• **Material to process**:

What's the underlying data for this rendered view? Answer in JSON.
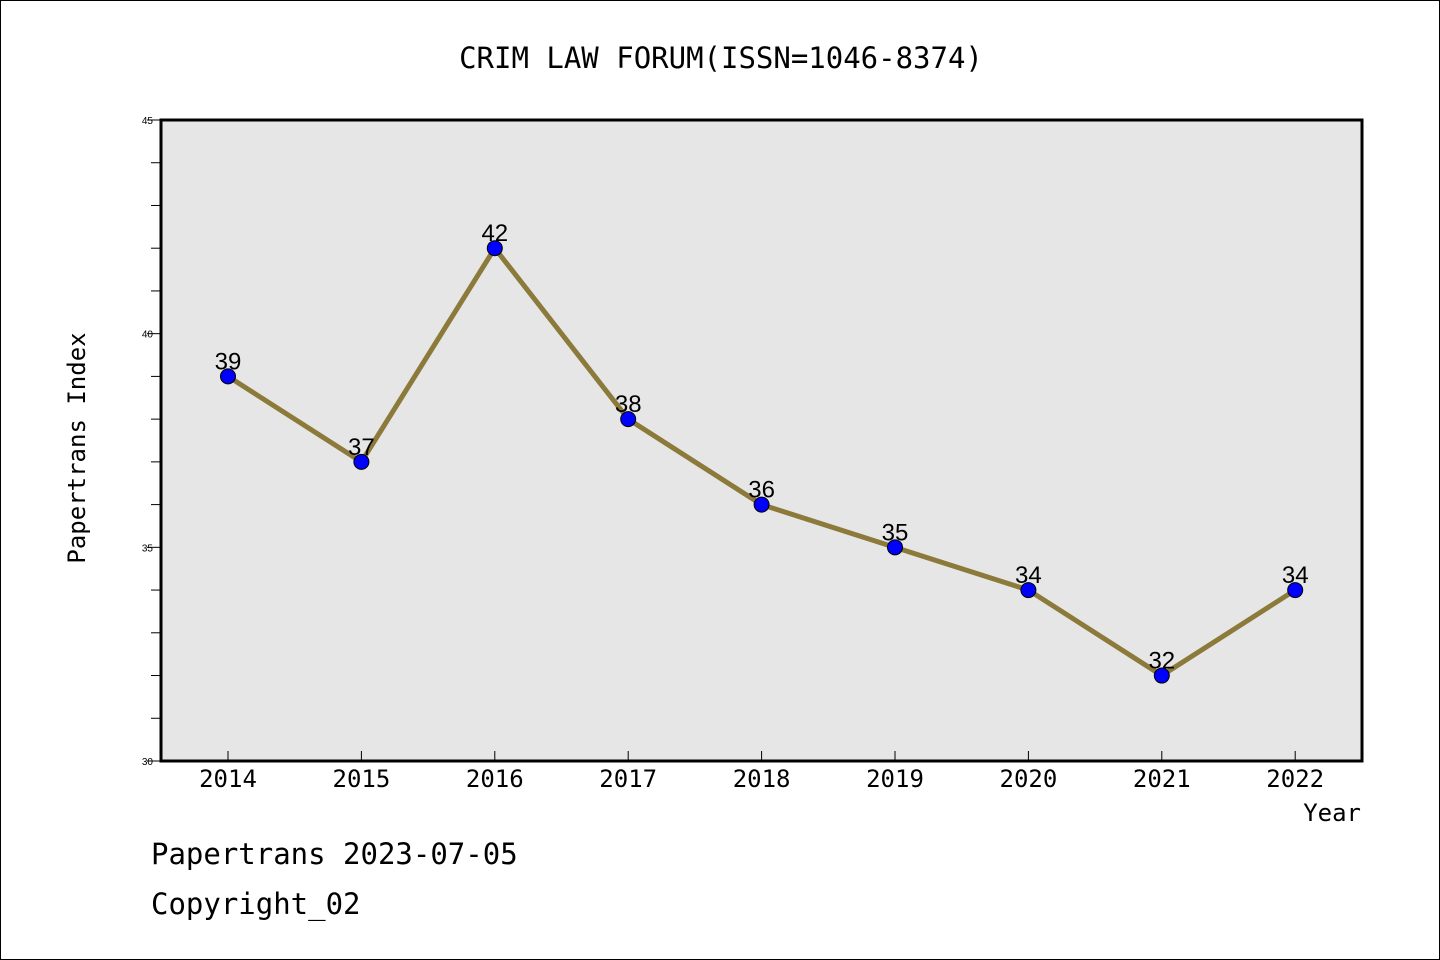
{
  "chart_data": {
    "type": "line",
    "title": "CRIM LAW FORUM(ISSN=1046-8374)",
    "xlabel": "Year",
    "ylabel": "Papertrans Index",
    "categories": [
      "2014",
      "2015",
      "2016",
      "2017",
      "2018",
      "2019",
      "2020",
      "2021",
      "2022"
    ],
    "values": [
      39,
      37,
      42,
      38,
      36,
      35,
      34,
      32,
      34
    ],
    "data_labels": [
      "39",
      "37",
      "42",
      "38",
      "36",
      "35",
      "34",
      "32",
      "34"
    ],
    "ylim": [
      30,
      45
    ],
    "y_ticks": [
      "30",
      "35",
      "40",
      "45"
    ],
    "grid": false,
    "legend": "none",
    "colors": {
      "plot_background": "#e6e6e6",
      "line": "#8b7a3a",
      "marker": "#0000ff"
    }
  },
  "footer": {
    "source": "Papertrans 2023-07-05",
    "copyright": "Copyright_02"
  }
}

• **Given task**: Search the data for the string "Papertrans" and copy each line where it appears.

• **Answer to the task**:
    "ylabel": "Papertrans Index",
    "source": "Papertrans 2023-07-05",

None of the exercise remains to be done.